### Data shown ###
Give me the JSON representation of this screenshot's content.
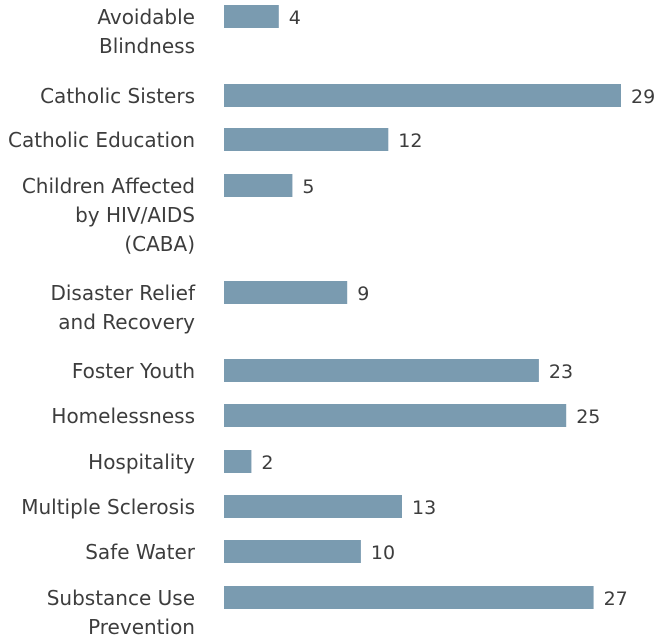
{
  "chart_data": {
    "type": "bar",
    "orientation": "horizontal",
    "categories": [
      "Avoidable Blindness",
      "Catholic Sisters",
      "Catholic Education",
      "Children Affected by HIV/AIDS (CABA)",
      "Disaster Relief and Recovery",
      "Foster Youth",
      "Homelessness",
      "Hospitality",
      "Multiple Sclerosis",
      "Safe Water",
      "Substance Use Prevention"
    ],
    "label_lines": [
      [
        "Avoidable",
        "Blindness"
      ],
      [
        "Catholic Sisters"
      ],
      [
        "Catholic Education"
      ],
      [
        "Children Affected",
        "by HIV/AIDS",
        "(CABA)"
      ],
      [
        "Disaster Relief",
        "and Recovery"
      ],
      [
        "Foster Youth"
      ],
      [
        "Homelessness"
      ],
      [
        "Hospitality"
      ],
      [
        "Multiple Sclerosis"
      ],
      [
        "Safe Water"
      ],
      [
        "Substance Use",
        "Prevention"
      ]
    ],
    "values": [
      4,
      29,
      12,
      5,
      9,
      23,
      25,
      2,
      13,
      10,
      27
    ],
    "xlim": [
      0,
      29
    ],
    "bar_color": "#7a9bb0",
    "text_color": "#3d3d3d",
    "title": "",
    "xlabel": "",
    "ylabel": "",
    "grid": false,
    "legend": "none"
  }
}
###
● **Task prompt**: Each record above is to be restated exactly, with its pictures removed from the copy.

● **Correct output**:
Give me the JSON representation of this screenshot's content.
{
  "chart_data": {
    "type": "bar",
    "orientation": "horizontal",
    "categories": [
      "Avoidable Blindness",
      "Catholic Sisters",
      "Catholic Education",
      "Children Affected by HIV/AIDS (CABA)",
      "Disaster Relief and Recovery",
      "Foster Youth",
      "Homelessness",
      "Hospitality",
      "Multiple Sclerosis",
      "Safe Water",
      "Substance Use Prevention"
    ],
    "label_lines": [
      [
        "Avoidable",
        "Blindness"
      ],
      [
        "Catholic Sisters"
      ],
      [
        "Catholic Education"
      ],
      [
        "Children Affected",
        "by HIV/AIDS",
        "(CABA)"
      ],
      [
        "Disaster Relief",
        "and Recovery"
      ],
      [
        "Foster Youth"
      ],
      [
        "Homelessness"
      ],
      [
        "Hospitality"
      ],
      [
        "Multiple Sclerosis"
      ],
      [
        "Safe Water"
      ],
      [
        "Substance Use",
        "Prevention"
      ]
    ],
    "values": [
      4,
      29,
      12,
      5,
      9,
      23,
      25,
      2,
      13,
      10,
      27
    ],
    "xlim": [
      0,
      29
    ],
    "bar_color": "#7a9bb0",
    "text_color": "#3d3d3d",
    "title": "",
    "xlabel": "",
    "ylabel": "",
    "grid": false,
    "legend": "none"
  }
}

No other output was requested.